### [任务要求]
根据文档节选，GPT-4o在心肺数据集的器官特异性任务中取得的精确率是多少？

___ 文档节选

评估大型语言模型从临床记录中提取体征和症状的性能。

Evaluation of the Performance of a Large Language Model to Extract Signs and Symptoms from Clinical Notes.

作者信息

Reategui-Rivera C Mahony, Finkelstein Joseph

机构信息

Department of Biomedical Informatics, School of Medicine, University of Utah, Salt Lake City, Utah.

出版信息

Stud Health Technol Inform. 2025 Apr 8;323:71-75. doi: 10.3233/SHTI250051.

DOI:10.3233/SHTI250051

PMID:40200448

Abstract

Large language models (LLMs) have increasingly been used to extract critical information from unstructured clinical notes, which often include important details not captured in the structured sections of electronic health records (EHRs). This study assesses the performance of the GPT-4o LLM in extracting signs and symptoms (S&S) from clinical notes, focusing on both general and organ-specific (urological and cardiorespiratory) contexts. Clinical notes from the MTSamples corpora were manually annotated for comparison with the S&S extraction results using LLM. GPT-4o was applied to extract S&S using named entity recognition techniques. Key performance metrics-precision, recall, and F1-score-were used to evaluate and compare general and organ-specific results. The model showed high precision in general S&S extraction (78%) and achieved the highest precision for organ-specific tasks in the cardiorespiratory dataset (87%). For the urinary dataset, precision was also strong (81%), with balanced recall and F1-scores across analyses. These findings underscore GPT-4o's effectiveness in both general and domain-specific S&S extraction but highlight the need for domain-specific tuning and optimization to further improve recall and generalizability in specialized medical contexts.

______
___ 待分析数据

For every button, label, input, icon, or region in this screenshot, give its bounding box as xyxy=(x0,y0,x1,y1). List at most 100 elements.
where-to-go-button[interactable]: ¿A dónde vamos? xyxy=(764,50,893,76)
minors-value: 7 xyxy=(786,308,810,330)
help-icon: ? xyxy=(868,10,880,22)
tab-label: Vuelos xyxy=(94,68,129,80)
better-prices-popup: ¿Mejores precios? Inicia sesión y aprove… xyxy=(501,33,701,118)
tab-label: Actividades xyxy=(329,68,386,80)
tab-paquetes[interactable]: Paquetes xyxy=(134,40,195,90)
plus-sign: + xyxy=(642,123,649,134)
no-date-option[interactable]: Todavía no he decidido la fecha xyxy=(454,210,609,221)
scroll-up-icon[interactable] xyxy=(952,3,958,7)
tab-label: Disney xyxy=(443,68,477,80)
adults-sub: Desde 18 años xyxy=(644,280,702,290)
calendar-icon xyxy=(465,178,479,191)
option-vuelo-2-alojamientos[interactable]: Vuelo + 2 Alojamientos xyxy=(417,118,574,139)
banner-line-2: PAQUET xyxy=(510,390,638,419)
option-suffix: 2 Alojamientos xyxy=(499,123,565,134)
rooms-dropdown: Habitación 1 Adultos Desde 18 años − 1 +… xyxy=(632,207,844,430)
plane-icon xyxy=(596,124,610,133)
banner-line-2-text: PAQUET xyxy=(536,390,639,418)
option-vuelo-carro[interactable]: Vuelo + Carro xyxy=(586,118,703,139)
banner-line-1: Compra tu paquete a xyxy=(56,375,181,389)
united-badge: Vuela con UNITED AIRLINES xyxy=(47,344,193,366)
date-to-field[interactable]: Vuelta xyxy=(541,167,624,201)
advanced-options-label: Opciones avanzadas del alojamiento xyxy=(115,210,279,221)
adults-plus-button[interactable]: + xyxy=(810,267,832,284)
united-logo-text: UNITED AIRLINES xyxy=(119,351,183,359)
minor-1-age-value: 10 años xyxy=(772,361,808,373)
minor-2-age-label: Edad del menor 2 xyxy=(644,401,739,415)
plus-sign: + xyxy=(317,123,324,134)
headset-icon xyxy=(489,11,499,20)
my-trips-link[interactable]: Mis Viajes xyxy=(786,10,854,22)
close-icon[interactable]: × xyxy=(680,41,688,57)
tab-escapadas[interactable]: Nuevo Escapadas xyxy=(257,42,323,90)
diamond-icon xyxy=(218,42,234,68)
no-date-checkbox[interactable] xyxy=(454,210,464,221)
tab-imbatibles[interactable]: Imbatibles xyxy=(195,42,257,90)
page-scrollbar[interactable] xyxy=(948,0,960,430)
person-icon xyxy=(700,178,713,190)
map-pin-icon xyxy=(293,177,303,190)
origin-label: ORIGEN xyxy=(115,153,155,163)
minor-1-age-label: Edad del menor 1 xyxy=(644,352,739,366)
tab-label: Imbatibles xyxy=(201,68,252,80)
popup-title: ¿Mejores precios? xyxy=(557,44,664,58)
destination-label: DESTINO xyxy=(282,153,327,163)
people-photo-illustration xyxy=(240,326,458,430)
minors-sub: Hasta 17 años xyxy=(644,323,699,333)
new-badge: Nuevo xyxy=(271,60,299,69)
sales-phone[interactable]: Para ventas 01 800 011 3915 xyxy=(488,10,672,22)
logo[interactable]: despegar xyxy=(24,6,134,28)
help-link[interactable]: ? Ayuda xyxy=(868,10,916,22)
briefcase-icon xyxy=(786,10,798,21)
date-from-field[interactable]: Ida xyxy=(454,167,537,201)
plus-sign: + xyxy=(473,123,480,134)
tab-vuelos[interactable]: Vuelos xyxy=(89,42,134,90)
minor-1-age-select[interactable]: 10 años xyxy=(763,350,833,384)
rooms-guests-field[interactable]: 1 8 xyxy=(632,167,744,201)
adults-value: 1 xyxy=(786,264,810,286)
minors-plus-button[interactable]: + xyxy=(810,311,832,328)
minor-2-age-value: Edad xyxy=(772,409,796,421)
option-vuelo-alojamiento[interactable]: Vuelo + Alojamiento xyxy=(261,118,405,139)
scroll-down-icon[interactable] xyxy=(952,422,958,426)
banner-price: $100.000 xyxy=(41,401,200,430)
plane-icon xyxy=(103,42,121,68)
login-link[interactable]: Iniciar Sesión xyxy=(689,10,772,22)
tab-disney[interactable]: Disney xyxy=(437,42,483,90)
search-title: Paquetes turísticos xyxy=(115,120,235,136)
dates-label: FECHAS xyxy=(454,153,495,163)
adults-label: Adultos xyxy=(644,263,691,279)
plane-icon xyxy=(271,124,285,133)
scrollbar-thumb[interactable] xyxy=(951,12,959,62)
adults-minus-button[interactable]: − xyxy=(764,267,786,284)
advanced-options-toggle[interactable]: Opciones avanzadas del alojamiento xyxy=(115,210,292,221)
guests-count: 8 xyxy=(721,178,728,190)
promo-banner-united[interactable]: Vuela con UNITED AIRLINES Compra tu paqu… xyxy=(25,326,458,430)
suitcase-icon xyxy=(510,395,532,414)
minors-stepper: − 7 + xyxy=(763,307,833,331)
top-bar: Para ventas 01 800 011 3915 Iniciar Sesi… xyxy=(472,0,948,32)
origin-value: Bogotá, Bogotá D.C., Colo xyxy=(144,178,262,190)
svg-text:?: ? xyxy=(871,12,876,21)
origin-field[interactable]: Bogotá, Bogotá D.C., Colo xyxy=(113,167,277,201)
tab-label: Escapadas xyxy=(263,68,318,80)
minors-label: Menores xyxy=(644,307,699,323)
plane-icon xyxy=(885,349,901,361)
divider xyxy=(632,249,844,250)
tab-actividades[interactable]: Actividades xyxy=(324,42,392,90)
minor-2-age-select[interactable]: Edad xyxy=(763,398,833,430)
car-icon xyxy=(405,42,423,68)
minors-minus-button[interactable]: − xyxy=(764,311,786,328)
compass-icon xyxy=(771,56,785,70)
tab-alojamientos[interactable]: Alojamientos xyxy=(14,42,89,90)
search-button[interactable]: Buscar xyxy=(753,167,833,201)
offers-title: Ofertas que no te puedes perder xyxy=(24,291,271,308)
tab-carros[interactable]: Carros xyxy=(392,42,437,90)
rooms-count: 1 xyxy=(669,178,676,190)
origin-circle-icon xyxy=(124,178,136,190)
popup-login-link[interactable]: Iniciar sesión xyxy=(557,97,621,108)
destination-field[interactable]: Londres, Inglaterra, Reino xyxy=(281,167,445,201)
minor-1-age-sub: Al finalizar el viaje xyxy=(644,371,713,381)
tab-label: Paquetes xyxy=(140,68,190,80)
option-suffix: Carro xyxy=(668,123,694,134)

______

### [练习解答]
87%。